* Task description
Tally the lines in the following entries that include the word "fuel"; state only the total.

* Data to process

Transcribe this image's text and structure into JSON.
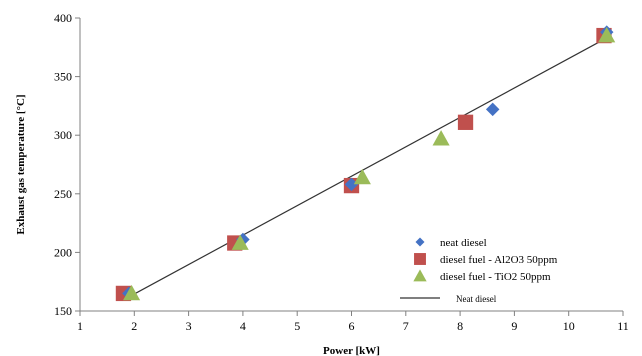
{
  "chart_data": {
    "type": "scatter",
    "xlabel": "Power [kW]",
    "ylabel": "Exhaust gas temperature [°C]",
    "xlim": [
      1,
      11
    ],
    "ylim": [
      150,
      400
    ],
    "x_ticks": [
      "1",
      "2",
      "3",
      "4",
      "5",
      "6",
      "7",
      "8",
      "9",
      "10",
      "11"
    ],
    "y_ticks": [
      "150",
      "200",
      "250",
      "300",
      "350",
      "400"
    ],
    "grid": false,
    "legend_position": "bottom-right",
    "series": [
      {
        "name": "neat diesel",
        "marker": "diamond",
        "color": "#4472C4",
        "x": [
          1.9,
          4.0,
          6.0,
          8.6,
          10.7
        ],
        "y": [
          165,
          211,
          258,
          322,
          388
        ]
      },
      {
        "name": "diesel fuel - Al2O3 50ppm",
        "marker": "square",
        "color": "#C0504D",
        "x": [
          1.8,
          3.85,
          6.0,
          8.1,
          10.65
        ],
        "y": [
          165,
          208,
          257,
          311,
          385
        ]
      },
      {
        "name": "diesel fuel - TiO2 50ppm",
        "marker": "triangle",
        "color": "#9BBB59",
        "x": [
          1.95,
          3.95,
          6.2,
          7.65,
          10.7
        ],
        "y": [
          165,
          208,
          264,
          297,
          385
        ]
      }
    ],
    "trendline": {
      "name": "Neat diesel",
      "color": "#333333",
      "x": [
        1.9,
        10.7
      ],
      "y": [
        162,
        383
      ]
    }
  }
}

* * *

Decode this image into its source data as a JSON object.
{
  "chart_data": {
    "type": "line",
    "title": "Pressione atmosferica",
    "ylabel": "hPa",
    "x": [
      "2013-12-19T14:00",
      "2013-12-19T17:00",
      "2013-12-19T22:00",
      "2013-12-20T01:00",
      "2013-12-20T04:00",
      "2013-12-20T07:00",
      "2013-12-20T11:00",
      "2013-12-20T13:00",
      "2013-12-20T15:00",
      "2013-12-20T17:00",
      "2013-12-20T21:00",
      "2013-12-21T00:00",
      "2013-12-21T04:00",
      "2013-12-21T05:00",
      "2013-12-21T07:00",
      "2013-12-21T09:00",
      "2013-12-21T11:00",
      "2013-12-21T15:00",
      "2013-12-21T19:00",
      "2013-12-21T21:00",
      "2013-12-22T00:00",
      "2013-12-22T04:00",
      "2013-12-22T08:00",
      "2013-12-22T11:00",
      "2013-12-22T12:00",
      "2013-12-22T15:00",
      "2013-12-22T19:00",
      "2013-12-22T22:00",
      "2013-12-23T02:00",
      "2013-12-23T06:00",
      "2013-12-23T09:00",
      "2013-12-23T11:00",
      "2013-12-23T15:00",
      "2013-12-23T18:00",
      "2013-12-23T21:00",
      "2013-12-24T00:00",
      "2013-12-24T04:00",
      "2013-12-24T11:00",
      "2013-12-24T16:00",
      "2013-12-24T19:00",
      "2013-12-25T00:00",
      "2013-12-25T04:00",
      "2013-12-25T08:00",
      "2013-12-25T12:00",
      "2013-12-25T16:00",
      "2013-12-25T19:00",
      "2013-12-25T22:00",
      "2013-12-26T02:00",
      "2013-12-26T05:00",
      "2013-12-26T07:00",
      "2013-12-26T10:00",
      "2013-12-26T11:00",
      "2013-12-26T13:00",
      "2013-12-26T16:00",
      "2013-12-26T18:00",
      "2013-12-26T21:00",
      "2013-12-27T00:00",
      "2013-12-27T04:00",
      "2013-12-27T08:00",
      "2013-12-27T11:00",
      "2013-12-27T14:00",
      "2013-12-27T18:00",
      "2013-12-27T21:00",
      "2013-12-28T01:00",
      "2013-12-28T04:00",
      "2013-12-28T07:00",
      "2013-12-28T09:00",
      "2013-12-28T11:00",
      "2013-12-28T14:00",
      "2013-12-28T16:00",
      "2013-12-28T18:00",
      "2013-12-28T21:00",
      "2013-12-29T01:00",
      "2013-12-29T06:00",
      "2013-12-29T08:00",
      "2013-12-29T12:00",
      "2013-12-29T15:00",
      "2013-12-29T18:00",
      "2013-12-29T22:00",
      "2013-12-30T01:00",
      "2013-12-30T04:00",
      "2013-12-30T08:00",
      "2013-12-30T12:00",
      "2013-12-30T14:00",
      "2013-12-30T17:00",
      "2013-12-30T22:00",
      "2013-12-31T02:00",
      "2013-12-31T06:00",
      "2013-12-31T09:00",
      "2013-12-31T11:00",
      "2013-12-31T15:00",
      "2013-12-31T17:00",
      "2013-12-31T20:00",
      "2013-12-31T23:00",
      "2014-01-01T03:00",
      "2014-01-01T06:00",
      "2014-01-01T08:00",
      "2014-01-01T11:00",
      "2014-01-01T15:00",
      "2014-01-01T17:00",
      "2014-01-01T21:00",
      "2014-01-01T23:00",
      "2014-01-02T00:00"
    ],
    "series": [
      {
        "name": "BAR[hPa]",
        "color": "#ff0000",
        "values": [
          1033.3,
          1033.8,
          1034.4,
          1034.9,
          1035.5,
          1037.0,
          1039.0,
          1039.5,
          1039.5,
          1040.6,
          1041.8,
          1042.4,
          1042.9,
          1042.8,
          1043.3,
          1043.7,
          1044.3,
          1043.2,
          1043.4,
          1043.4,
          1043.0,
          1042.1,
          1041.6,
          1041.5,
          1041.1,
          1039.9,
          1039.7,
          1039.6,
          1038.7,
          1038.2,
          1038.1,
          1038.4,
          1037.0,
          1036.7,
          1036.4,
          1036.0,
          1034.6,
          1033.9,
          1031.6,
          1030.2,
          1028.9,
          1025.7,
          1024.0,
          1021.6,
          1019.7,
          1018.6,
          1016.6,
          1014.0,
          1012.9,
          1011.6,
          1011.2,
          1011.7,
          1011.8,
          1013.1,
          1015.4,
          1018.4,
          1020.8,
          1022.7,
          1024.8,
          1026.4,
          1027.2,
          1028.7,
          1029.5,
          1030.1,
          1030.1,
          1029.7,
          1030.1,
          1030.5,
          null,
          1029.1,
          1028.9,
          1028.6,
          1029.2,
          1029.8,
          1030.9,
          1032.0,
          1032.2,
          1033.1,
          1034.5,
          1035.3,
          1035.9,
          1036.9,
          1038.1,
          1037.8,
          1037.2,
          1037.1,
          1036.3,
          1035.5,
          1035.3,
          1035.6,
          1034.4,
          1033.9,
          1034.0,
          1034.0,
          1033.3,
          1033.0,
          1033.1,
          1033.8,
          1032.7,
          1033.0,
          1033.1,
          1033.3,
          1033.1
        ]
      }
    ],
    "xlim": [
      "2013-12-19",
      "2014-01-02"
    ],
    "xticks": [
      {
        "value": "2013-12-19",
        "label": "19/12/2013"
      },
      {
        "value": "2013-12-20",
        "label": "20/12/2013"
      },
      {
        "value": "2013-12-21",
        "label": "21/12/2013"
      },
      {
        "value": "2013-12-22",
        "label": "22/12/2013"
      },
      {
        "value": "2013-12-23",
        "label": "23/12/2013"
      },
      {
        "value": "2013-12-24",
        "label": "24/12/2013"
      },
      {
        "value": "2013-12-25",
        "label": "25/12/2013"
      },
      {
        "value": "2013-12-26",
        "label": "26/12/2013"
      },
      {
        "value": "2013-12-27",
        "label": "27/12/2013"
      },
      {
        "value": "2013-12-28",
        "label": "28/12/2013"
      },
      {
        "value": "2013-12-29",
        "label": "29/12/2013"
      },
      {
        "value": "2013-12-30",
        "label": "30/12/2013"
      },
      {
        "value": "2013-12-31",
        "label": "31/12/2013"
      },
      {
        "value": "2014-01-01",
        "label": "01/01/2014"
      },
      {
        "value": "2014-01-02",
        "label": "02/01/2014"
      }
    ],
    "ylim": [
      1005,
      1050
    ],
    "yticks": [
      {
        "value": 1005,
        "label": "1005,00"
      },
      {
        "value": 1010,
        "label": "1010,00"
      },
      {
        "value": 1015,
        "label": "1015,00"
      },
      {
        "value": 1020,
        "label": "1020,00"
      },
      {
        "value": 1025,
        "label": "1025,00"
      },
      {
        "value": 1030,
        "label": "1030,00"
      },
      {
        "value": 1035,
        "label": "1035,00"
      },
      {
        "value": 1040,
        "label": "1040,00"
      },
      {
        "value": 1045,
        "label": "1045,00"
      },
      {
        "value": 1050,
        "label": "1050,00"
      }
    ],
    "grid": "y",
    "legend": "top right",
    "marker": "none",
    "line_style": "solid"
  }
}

* Result of the exercise
2